-- PROVIDED RECORDS start --

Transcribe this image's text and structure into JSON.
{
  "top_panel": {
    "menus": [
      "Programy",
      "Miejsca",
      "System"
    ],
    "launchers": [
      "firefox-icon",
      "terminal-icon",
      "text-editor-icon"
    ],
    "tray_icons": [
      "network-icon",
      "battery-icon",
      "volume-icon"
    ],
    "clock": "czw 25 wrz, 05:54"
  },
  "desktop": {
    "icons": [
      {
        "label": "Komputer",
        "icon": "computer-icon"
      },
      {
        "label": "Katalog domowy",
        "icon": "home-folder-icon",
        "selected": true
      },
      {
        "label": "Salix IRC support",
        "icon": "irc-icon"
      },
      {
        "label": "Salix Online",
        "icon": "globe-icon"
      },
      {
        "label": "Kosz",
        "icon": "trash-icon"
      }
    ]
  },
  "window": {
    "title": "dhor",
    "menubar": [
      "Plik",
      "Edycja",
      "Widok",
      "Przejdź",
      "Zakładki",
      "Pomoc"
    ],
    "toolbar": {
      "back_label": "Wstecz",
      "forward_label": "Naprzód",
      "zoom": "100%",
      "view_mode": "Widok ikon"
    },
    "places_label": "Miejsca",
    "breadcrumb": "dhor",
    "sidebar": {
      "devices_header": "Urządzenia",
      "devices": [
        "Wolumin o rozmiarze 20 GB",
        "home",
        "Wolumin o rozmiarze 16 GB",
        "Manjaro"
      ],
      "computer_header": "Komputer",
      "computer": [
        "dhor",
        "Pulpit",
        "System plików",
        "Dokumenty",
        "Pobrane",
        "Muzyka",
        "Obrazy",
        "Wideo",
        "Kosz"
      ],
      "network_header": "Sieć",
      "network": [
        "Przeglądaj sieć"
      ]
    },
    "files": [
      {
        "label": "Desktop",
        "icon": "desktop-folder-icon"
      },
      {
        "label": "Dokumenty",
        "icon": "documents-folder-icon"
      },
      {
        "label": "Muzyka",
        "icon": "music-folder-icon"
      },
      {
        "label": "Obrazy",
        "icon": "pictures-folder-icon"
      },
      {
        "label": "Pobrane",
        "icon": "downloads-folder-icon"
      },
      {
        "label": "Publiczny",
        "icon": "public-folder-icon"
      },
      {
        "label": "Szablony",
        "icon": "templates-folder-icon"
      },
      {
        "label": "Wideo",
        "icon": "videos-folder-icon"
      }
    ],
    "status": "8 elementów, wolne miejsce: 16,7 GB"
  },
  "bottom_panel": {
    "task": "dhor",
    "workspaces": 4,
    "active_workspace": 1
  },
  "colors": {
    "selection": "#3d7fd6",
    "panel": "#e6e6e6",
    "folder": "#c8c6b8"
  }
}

-- PROVIDED RECORDS end --

Count each line with "Wolumin" in it and report that figure by itself.

2